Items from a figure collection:
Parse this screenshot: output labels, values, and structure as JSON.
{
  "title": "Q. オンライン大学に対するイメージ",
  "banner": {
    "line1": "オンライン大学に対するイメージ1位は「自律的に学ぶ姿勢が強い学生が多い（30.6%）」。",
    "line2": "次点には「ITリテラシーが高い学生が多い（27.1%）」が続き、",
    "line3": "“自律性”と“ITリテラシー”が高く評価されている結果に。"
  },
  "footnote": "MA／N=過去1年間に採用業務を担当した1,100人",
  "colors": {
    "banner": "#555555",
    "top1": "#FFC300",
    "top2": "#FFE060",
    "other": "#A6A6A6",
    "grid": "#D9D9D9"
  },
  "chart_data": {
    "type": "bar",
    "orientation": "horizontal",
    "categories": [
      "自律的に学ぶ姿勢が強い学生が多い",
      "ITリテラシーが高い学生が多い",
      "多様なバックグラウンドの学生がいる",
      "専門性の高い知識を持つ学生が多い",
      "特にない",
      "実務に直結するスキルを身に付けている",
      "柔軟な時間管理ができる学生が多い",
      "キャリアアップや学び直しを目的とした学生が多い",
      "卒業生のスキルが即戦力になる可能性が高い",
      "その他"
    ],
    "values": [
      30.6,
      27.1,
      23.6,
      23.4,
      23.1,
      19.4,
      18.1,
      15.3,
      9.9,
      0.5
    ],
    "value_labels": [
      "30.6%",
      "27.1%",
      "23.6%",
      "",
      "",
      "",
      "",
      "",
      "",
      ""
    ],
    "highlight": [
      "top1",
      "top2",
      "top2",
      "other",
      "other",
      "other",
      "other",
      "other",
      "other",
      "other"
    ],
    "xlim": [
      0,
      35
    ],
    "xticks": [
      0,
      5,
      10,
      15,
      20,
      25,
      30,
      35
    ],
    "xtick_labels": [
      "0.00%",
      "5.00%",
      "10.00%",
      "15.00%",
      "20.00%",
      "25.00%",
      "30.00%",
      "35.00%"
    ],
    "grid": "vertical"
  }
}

## REQUIRED WORK
Scan the entries above and work out how many lines include the word "values"; the reply is that number alone.

## WRITTEN SOLUTION
2